Directive = Look for the string "subtitle" and copy every line that has it.
___
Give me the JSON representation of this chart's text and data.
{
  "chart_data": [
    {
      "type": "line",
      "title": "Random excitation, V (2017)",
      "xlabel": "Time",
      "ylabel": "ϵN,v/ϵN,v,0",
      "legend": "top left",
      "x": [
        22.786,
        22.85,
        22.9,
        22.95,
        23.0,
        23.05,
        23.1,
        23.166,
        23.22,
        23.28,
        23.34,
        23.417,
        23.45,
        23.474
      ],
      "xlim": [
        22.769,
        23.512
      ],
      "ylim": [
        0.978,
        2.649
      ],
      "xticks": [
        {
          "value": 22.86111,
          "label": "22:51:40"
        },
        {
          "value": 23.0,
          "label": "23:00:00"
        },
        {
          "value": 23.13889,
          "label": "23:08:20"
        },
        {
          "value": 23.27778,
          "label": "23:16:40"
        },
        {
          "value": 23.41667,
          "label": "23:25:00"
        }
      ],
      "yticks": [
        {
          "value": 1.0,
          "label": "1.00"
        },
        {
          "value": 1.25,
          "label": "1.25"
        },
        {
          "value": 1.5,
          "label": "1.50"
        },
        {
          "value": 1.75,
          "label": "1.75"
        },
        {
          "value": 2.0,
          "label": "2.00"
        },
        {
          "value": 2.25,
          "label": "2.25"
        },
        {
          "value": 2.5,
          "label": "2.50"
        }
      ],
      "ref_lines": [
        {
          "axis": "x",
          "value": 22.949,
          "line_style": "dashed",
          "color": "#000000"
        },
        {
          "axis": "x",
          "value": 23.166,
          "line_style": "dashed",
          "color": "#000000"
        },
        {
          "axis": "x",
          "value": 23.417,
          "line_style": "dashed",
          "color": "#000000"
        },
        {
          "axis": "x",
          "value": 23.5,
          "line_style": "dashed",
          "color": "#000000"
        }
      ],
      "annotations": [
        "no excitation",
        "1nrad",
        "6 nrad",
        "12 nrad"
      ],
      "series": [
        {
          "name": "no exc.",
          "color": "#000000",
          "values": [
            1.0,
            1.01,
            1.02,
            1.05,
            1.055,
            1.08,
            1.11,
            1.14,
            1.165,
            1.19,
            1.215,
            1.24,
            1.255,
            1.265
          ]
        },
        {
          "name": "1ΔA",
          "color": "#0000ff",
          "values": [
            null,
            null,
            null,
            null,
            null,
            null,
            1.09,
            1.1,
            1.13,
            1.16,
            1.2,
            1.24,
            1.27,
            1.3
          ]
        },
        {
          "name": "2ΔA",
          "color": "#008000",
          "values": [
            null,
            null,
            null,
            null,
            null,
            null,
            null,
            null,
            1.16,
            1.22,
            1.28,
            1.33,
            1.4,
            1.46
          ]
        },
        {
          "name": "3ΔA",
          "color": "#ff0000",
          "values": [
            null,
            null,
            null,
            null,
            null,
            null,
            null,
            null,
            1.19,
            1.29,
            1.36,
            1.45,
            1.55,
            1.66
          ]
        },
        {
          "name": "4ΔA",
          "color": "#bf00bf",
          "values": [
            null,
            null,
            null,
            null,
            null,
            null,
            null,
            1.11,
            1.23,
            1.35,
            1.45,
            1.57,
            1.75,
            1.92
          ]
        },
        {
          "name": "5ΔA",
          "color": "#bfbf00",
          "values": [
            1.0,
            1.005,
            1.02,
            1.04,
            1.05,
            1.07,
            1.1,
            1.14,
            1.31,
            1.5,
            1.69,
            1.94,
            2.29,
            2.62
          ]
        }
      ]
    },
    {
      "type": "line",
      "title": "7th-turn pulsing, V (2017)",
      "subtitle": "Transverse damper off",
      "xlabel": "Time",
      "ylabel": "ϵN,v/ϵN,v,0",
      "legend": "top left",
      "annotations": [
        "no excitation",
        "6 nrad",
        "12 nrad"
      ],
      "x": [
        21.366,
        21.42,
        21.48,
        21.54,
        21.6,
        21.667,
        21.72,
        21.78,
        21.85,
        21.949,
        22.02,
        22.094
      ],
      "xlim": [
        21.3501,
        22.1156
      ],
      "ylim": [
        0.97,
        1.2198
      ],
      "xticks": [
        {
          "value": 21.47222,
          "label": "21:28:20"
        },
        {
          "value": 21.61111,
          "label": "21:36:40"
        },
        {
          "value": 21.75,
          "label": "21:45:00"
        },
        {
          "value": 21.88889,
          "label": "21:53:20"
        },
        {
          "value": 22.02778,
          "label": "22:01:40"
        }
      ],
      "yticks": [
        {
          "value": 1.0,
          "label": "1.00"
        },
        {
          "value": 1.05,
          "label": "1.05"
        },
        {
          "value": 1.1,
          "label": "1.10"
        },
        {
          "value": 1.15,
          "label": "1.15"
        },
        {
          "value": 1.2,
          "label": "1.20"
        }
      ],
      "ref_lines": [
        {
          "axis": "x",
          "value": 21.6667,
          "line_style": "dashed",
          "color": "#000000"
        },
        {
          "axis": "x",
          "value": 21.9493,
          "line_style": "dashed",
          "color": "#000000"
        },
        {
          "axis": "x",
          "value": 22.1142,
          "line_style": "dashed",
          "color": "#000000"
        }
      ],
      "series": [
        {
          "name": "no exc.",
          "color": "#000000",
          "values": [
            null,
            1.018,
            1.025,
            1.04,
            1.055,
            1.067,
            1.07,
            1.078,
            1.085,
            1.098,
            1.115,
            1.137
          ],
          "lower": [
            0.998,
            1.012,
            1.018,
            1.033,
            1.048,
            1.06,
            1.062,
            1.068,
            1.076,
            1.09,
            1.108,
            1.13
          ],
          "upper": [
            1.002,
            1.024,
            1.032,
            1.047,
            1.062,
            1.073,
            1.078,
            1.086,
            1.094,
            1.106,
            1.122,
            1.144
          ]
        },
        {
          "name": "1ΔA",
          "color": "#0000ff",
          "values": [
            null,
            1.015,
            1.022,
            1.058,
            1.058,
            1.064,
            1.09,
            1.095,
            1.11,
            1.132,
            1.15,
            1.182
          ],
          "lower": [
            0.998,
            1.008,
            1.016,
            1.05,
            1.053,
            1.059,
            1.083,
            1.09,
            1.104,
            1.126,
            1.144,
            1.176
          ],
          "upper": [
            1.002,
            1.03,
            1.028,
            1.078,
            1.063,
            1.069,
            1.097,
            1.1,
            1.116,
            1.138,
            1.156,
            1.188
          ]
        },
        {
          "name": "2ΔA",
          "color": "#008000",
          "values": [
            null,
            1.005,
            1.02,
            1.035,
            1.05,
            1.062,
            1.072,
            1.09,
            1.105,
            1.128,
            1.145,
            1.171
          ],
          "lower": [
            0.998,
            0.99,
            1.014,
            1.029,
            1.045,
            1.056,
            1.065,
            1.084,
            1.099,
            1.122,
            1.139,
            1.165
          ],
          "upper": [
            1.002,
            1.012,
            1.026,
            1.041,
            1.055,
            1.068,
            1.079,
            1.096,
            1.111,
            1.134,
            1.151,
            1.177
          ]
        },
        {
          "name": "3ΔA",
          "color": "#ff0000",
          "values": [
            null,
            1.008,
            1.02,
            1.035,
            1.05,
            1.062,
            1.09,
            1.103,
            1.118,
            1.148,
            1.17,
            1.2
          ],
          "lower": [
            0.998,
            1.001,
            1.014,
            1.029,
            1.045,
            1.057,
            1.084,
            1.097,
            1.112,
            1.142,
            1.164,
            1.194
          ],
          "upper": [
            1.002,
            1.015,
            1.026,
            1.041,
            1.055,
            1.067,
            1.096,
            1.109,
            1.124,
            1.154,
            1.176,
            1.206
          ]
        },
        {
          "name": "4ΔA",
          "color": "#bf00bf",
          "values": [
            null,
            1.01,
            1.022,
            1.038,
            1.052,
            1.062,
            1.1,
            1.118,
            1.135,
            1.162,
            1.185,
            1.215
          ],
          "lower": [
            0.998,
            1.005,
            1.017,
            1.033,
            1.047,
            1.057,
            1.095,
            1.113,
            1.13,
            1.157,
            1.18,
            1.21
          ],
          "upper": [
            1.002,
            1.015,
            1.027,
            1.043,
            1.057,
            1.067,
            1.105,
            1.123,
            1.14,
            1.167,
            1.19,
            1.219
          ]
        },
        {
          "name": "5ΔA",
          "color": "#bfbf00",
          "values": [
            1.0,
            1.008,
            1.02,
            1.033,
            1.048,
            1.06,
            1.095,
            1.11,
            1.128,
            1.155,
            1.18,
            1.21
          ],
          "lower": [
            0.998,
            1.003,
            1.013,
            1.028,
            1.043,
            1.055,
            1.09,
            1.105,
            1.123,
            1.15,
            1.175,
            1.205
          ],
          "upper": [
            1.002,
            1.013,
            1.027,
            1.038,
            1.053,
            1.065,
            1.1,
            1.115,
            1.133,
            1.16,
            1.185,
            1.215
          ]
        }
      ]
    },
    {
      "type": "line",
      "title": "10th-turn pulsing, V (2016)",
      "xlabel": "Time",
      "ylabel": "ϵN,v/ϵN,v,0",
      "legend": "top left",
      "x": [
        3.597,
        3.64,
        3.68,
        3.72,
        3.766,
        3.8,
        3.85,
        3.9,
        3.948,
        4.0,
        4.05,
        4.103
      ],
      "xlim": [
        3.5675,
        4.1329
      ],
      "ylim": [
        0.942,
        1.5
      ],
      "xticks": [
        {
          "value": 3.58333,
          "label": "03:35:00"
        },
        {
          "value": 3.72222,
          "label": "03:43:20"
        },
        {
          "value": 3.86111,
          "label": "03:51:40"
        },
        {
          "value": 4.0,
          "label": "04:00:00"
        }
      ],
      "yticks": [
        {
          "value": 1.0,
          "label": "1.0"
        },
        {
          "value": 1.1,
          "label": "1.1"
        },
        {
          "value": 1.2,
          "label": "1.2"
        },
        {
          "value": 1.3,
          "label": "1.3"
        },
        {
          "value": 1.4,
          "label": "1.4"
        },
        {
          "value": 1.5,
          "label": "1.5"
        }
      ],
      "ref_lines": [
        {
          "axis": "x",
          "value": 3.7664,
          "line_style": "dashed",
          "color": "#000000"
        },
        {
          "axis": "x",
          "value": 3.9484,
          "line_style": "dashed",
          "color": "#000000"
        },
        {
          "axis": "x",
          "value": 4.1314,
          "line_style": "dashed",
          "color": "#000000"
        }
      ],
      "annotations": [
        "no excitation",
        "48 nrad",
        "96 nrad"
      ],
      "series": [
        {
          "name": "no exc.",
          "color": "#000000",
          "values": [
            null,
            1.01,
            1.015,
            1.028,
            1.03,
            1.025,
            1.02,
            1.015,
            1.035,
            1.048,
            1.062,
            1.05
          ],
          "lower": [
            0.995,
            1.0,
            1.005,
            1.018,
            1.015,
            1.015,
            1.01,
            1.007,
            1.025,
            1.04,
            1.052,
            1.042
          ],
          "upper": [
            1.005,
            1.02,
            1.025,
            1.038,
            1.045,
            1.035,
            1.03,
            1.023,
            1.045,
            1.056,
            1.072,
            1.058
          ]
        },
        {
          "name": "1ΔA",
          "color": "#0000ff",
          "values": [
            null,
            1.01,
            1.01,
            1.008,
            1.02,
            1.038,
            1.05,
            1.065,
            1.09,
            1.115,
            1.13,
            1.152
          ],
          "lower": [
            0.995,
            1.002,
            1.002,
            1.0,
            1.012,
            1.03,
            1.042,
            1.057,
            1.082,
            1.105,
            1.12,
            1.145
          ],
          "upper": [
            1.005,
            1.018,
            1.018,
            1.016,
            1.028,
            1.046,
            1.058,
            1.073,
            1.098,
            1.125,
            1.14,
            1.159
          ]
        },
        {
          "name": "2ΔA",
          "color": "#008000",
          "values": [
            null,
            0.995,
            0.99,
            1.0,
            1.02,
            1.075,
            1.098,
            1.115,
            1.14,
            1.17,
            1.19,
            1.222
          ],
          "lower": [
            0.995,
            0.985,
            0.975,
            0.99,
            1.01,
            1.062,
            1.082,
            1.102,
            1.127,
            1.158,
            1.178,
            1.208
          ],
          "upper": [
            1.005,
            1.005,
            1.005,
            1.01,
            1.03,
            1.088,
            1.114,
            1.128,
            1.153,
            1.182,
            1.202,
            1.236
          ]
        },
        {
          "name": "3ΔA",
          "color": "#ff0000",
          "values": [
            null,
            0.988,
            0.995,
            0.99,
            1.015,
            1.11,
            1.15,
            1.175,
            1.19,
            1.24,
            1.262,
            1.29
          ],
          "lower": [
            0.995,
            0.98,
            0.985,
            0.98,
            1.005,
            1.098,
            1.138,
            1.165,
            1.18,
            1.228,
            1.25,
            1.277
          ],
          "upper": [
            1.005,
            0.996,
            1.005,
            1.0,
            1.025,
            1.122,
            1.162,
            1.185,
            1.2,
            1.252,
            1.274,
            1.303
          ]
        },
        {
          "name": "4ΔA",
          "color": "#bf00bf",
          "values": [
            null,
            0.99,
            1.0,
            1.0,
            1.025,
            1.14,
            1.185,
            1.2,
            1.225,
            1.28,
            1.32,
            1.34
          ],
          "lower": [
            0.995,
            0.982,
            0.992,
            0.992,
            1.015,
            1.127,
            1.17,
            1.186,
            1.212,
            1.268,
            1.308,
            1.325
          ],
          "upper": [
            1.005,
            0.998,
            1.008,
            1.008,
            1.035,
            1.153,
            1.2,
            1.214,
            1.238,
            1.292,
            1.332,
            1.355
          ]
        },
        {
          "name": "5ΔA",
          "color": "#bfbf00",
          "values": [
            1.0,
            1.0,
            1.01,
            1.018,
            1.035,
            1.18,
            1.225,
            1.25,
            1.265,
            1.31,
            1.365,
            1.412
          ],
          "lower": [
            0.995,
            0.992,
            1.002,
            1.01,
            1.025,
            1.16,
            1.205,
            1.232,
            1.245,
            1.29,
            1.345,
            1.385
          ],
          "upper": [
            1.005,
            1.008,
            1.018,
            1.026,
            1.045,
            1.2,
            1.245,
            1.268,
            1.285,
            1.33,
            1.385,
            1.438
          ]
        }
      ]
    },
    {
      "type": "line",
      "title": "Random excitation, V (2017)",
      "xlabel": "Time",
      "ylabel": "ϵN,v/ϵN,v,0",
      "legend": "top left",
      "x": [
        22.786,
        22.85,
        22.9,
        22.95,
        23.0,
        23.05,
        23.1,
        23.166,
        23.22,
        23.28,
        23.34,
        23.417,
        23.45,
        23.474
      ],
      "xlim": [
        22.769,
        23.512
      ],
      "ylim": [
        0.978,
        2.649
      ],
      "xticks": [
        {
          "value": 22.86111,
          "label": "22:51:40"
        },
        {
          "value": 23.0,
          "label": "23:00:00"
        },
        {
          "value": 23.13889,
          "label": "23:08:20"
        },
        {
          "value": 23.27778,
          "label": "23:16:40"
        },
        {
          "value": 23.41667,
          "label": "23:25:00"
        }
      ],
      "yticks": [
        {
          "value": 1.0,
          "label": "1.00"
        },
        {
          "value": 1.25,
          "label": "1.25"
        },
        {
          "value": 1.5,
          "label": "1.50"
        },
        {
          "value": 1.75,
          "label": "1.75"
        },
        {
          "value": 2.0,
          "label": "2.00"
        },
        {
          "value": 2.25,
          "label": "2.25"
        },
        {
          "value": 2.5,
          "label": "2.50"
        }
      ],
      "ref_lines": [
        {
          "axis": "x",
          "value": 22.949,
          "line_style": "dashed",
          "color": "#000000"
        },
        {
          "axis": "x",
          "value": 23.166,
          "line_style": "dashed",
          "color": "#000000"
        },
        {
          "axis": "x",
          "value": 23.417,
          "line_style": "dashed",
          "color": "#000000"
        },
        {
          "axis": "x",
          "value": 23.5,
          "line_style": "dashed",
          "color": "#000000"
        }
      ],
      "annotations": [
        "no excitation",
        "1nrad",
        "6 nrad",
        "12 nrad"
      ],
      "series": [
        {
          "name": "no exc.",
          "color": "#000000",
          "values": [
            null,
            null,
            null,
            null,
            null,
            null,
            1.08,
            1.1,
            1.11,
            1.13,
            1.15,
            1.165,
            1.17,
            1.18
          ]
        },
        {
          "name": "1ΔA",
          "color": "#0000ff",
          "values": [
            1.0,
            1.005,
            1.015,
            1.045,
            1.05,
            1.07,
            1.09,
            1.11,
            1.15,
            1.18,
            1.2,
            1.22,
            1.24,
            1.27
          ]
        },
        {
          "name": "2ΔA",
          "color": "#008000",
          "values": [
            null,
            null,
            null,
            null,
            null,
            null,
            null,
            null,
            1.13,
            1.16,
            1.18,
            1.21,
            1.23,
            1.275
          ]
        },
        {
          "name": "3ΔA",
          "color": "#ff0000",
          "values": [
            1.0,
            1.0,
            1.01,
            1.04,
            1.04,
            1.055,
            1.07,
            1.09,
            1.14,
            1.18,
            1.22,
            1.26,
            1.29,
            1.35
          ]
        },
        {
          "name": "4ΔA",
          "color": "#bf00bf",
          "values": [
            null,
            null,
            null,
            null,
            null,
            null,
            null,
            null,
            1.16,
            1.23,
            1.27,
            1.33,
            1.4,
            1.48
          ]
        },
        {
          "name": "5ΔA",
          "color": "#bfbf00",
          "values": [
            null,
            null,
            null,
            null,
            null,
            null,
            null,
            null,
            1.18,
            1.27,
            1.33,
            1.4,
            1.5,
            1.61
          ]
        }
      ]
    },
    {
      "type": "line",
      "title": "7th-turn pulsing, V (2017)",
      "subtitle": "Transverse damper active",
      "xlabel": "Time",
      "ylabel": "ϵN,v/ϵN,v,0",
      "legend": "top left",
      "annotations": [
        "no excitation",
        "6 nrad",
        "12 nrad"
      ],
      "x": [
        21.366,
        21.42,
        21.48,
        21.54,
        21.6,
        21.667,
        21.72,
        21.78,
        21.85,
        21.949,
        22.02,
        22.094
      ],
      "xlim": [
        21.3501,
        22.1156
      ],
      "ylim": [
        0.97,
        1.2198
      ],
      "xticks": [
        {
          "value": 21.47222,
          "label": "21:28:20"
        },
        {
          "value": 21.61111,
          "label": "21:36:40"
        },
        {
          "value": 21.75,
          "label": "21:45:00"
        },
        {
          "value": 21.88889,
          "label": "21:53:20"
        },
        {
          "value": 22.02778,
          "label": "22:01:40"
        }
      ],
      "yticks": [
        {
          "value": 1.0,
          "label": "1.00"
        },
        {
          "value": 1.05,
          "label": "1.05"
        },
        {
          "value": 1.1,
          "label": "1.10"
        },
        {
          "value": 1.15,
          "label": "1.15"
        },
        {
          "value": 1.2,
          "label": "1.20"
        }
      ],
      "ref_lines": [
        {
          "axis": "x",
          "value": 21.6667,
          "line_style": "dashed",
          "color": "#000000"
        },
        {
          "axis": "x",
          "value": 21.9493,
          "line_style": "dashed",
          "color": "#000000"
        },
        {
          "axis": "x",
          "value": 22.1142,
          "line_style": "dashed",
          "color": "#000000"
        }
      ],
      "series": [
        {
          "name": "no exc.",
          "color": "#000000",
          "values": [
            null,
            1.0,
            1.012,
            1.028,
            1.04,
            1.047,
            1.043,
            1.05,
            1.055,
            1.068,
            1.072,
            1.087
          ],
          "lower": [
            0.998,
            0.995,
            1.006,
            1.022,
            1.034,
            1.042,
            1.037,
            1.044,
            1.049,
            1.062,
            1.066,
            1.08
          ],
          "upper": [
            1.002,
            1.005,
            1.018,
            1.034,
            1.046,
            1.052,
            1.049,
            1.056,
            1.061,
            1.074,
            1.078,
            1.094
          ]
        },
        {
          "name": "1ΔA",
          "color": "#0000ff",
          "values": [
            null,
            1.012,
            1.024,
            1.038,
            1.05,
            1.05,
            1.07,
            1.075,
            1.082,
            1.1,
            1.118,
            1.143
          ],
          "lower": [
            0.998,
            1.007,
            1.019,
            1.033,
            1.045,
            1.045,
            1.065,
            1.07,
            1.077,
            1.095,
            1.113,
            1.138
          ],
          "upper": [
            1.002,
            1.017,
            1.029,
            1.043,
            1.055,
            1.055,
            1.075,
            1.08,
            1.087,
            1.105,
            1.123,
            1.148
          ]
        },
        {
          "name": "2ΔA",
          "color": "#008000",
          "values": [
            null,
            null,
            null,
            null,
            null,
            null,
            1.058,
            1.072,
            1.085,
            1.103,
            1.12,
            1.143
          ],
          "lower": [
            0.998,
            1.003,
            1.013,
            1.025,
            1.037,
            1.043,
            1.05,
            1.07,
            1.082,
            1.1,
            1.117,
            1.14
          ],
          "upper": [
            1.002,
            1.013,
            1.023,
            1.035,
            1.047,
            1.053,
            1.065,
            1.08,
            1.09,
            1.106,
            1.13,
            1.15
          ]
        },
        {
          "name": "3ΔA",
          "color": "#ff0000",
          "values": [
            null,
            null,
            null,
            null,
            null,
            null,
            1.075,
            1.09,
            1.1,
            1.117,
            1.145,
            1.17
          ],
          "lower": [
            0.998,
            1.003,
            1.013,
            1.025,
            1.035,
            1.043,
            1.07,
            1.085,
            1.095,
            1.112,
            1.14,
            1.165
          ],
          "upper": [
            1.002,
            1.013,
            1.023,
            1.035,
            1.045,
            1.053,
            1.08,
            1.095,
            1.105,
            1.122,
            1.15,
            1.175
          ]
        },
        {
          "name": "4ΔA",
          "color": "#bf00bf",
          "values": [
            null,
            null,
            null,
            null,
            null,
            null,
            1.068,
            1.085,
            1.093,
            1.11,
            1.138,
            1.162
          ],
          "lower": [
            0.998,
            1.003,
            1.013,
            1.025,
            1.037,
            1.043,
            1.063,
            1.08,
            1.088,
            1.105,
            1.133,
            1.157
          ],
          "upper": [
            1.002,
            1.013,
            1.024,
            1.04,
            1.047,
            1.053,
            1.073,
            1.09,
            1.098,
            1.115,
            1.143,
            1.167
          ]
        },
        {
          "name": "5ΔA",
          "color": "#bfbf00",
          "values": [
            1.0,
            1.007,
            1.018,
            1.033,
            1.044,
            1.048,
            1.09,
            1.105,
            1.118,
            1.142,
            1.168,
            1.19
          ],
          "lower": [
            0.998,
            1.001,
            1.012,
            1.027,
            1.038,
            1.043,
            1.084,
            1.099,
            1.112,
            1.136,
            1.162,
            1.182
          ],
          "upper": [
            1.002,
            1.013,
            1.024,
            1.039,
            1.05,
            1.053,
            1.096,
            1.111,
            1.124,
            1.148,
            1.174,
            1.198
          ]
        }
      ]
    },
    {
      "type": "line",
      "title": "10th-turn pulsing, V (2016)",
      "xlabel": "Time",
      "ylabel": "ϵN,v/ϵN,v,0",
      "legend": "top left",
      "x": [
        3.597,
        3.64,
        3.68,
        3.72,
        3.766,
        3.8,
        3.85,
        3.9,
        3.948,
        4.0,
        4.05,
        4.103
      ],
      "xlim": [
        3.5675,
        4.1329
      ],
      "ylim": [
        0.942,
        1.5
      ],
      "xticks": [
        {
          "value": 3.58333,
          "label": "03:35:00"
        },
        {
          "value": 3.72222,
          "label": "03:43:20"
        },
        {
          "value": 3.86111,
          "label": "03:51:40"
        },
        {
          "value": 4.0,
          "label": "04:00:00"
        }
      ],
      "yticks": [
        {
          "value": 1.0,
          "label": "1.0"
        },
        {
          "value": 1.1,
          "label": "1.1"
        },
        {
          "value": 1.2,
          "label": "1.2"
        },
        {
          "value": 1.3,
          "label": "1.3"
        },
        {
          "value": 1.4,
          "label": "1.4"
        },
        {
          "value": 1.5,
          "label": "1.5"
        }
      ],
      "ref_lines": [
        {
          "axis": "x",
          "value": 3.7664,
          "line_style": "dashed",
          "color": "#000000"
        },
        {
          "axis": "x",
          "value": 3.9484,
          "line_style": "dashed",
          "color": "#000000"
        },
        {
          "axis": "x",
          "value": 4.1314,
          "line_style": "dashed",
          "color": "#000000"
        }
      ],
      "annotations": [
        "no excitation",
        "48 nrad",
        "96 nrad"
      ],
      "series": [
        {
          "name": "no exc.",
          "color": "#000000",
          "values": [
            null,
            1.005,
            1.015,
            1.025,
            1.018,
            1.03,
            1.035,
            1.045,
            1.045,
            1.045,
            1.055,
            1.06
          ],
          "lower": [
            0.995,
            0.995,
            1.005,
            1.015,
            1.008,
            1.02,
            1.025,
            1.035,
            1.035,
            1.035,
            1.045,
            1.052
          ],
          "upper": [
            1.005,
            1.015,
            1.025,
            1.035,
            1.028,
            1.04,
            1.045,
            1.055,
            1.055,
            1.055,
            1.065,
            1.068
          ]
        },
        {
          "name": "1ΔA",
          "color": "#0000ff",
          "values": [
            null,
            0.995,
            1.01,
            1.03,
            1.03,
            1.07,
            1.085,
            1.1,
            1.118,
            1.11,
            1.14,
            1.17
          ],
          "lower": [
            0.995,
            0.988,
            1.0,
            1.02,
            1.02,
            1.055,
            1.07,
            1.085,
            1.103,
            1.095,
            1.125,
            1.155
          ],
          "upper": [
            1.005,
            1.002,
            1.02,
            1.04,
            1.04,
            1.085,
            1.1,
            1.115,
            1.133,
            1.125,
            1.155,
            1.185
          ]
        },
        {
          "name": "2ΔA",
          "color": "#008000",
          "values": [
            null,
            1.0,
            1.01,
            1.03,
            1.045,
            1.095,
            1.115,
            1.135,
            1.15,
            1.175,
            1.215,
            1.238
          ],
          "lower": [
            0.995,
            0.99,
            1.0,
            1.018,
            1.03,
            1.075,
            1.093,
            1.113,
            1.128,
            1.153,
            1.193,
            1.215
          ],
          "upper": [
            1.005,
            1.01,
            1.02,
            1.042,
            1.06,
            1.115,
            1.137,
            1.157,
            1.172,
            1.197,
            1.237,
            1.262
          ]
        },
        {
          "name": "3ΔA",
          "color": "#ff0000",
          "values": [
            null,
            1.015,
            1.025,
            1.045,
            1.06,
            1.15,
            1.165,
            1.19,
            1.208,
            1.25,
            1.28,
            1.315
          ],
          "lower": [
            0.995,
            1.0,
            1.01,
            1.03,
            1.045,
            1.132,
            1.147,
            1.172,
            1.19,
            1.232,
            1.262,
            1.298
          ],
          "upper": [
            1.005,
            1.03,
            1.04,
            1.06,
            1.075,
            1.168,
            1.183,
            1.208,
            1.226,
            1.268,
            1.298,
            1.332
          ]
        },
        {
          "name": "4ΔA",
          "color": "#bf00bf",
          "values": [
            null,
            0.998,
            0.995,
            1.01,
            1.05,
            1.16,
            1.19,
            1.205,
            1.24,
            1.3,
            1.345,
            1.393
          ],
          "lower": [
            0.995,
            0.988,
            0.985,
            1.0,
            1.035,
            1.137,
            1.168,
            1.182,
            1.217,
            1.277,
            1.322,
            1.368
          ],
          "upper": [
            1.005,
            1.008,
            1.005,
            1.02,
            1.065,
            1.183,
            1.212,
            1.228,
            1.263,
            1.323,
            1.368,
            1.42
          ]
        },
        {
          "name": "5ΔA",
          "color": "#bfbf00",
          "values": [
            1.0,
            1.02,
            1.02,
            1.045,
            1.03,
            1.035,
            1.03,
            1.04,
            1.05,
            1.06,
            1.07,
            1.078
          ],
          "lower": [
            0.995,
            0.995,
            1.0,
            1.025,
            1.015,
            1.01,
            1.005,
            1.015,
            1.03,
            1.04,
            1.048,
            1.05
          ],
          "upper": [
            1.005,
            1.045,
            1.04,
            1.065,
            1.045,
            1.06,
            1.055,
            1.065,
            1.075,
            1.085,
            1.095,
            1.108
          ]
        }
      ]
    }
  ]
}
___
Full response =
      "subtitle": "Transverse damper off",
      "subtitle": "Transverse damper active",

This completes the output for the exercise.